**GIVEN EXERCISE:** Each record that follows should be repeated exactly, minus any images.

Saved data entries
** BEGIN **

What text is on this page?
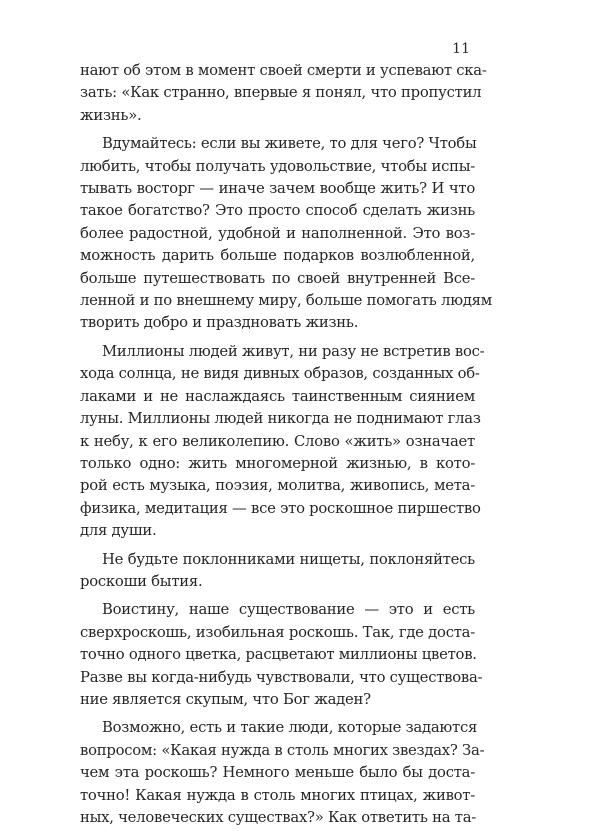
11
нают об этом в момент своей смерти и успевают ска-
зать: «Как странно, впервые я понял, что пропустил
жизнь».
Вдумайтесь: если вы живете, то для чего? Чтобы
любить, чтобы получать удовольствие, чтобы испы-
тывать восторг — иначе зачем вообще жить? И что
такое богатство? Это просто способ сделать жизнь
более радостной, удобной и наполненной. Это воз-
можность дарить больше подарков возлюбленной,
больше путешествовать по своей внутренней Всe-
ленной и по внешнему миру, больше помогать людям
творить добро и праздновать жизнь.
Миллионы людей живут, ни разу не встретив вос-
хода солнца, не видя дивных образов, созданных об-
лаками и не наслаждаясь таинственным сиянием
луны. Миллионы людей никогда не поднимают глаз
к небу, к его великолепию. Слово «жить» означает
только одно: жить многомерной жизнью, в кото-
рой есть музыка, поэзия, молитва, живопись, мета-
физика, медитация — все это роскошное пиршество
для души.
Не будьте поклонниками нищеты, поклоняйтесь
роскоши бытия.
Воистину, наше существование — это и есть
сверхроскошь, изобильная роскошь. Так, где доста-
точно одного цветка, расцветают миллионы цветов.
Разве вы когда-нибудь чувствовали, что существова-
ние является скупым, что Бог жаден?
Возможно, есть и такие люди, которые задаются
вопросом: «Какая нужда в столь многих звездах? За-
чем эта роскошь? Немного меньше было бы доста-
точно! Какая нужда в столь многих птицах, живот-
ных, человеческих существах?» Как ответить на та-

** END **

**THE ANSWER:**
What text is on this page?
11
нают об этом в момент своей смерти и успевают ска-
зать: «Как странно, впервые я понял, что пропустил
жизнь».
Вдумайтесь: если вы живете, то для чего? Чтобы
любить, чтобы получать удовольствие, чтобы испы-
тывать восторг — иначе зачем вообще жить? И что
такое богатство? Это просто способ сделать жизнь
более радостной, удобной и наполненной. Это воз-
можность дарить больше подарков возлюбленной,
больше путешествовать по своей внутренней Всe-
ленной и по внешнему миру, больше помогать людям
творить добро и праздновать жизнь.
Миллионы людей живут, ни разу не встретив вос-
хода солнца, не видя дивных образов, созданных об-
лаками и не наслаждаясь таинственным сиянием
луны. Миллионы людей никогда не поднимают глаз
к небу, к его великолепию. Слово «жить» означает
только одно: жить многомерной жизнью, в кото-
рой есть музыка, поэзия, молитва, живопись, мета-
физика, медитация — все это роскошное пиршество
для души.
Не будьте поклонниками нищеты, поклоняйтесь
роскоши бытия.
Воистину, наше существование — это и есть
сверхроскошь, изобильная роскошь. Так, где доста-
точно одного цветка, расцветают миллионы цветов.
Разве вы когда-нибудь чувствовали, что существова-
ние является скупым, что Бог жаден?
Возможно, есть и такие люди, которые задаются
вопросом: «Какая нужда в столь многих звездах? За-
чем эта роскошь? Немного меньше было бы доста-
точно! Какая нужда в столь многих птицах, живот-
ных, человеческих существах?» Как ответить на та-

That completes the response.